* To be done
What is the count of lines in the listing below that hold the string "name"? Reply with that number alone.

* Raw records
★ ★ ★ ★
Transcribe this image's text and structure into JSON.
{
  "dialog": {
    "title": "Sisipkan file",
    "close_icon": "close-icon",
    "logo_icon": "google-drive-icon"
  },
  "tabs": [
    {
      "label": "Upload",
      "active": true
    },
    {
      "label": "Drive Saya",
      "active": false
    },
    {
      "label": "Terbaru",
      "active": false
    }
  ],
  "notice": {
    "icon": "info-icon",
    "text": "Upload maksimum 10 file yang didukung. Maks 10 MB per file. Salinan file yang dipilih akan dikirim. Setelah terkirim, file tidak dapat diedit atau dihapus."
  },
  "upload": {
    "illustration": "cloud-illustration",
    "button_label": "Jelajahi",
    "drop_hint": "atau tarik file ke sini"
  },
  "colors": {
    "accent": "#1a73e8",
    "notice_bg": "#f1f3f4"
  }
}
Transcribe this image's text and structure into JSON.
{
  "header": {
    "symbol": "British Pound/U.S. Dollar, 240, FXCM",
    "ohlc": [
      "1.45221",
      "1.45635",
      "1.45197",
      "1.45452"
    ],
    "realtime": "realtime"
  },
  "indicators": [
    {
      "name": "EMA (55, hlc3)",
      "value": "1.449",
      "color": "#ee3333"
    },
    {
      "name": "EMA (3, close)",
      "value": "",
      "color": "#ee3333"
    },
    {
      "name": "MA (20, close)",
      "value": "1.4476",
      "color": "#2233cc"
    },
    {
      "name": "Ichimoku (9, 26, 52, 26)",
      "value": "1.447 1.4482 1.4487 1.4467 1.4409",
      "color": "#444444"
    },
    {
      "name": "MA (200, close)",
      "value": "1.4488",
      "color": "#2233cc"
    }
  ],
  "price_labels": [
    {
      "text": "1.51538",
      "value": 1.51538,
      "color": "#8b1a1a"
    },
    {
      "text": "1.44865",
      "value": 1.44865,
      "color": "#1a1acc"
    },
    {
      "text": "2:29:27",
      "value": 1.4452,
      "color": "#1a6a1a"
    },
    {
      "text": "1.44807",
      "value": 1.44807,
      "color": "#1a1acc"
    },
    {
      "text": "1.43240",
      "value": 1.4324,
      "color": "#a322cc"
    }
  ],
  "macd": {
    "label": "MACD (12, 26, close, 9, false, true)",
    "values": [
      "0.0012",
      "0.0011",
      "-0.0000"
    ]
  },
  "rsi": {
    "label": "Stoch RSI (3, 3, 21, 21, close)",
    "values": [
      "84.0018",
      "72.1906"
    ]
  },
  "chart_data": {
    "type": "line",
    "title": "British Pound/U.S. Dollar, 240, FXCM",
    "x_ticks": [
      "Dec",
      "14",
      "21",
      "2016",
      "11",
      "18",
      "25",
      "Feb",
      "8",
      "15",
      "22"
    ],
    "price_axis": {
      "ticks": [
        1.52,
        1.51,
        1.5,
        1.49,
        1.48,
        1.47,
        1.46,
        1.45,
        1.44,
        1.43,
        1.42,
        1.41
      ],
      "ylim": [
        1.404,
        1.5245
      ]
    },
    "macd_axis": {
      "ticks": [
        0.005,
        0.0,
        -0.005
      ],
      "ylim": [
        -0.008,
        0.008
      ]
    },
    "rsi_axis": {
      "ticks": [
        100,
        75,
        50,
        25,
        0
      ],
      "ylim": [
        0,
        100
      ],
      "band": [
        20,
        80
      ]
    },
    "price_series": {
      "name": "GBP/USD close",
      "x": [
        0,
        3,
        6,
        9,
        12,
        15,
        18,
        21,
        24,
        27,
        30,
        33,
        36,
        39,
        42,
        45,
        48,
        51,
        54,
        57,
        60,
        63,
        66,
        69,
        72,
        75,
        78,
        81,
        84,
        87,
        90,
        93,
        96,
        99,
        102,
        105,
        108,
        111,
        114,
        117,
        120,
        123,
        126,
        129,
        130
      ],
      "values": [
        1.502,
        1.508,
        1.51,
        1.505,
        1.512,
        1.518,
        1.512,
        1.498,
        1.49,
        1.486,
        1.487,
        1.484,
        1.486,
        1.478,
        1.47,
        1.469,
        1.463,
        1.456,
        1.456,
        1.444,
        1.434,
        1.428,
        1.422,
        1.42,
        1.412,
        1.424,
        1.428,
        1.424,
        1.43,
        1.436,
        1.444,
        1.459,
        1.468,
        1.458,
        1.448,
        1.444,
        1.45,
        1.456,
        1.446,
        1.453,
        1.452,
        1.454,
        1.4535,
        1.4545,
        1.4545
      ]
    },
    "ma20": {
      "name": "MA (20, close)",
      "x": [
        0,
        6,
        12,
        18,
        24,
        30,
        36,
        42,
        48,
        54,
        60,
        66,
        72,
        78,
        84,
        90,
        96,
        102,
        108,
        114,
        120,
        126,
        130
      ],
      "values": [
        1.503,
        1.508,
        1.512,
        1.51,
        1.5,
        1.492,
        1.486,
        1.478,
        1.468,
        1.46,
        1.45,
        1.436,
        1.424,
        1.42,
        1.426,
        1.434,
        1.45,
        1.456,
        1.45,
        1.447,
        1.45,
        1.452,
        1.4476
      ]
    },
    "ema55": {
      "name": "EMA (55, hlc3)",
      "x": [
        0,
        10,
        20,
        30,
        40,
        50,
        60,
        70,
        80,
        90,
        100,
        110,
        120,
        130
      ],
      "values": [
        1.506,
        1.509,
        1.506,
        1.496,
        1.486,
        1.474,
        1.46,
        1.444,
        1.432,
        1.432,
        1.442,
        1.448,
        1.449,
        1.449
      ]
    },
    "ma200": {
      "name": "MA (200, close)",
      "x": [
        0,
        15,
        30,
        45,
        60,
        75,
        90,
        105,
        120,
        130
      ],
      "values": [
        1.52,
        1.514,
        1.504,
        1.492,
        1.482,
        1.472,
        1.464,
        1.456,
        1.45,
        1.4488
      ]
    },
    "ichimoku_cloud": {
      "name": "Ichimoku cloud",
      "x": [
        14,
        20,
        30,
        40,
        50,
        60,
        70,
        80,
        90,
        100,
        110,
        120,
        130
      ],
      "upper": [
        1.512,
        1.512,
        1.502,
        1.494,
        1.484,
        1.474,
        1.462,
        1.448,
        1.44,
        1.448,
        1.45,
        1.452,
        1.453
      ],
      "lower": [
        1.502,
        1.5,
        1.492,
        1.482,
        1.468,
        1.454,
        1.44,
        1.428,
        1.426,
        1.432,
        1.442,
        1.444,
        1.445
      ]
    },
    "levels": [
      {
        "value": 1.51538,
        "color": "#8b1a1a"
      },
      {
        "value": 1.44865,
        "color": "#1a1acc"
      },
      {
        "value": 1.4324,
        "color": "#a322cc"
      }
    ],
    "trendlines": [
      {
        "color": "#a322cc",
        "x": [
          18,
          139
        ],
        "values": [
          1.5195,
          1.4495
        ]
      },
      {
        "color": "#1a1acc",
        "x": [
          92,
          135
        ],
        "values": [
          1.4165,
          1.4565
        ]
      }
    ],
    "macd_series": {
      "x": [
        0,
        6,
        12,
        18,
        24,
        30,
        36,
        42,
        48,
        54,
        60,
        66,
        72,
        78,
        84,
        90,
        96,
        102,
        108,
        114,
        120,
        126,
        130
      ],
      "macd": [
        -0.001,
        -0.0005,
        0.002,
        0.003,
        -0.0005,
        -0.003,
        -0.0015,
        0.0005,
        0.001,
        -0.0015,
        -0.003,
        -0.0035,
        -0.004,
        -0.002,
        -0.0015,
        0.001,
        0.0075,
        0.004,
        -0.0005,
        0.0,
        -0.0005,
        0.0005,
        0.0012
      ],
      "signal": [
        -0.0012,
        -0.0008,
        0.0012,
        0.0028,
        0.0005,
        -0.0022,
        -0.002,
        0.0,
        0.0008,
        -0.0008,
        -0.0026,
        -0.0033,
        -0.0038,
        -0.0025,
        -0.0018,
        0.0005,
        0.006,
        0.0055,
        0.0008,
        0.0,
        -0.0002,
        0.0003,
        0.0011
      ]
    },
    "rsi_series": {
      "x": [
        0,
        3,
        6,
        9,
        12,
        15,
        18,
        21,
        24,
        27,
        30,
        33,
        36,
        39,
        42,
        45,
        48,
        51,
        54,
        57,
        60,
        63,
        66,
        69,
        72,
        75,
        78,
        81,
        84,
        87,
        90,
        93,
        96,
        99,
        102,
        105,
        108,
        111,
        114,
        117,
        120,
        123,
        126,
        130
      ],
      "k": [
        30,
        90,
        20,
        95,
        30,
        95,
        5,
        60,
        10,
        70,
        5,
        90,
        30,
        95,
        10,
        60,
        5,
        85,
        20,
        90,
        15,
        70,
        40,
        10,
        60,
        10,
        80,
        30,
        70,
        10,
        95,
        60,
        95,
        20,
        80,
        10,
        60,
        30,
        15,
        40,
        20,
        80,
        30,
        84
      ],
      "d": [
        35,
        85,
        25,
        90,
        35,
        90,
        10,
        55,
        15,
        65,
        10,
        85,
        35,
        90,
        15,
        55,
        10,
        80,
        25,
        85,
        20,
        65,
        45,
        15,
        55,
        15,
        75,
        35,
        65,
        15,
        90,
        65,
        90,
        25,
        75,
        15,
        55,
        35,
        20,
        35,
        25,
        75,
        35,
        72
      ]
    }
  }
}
★ ★ ★ ★
* Task result
10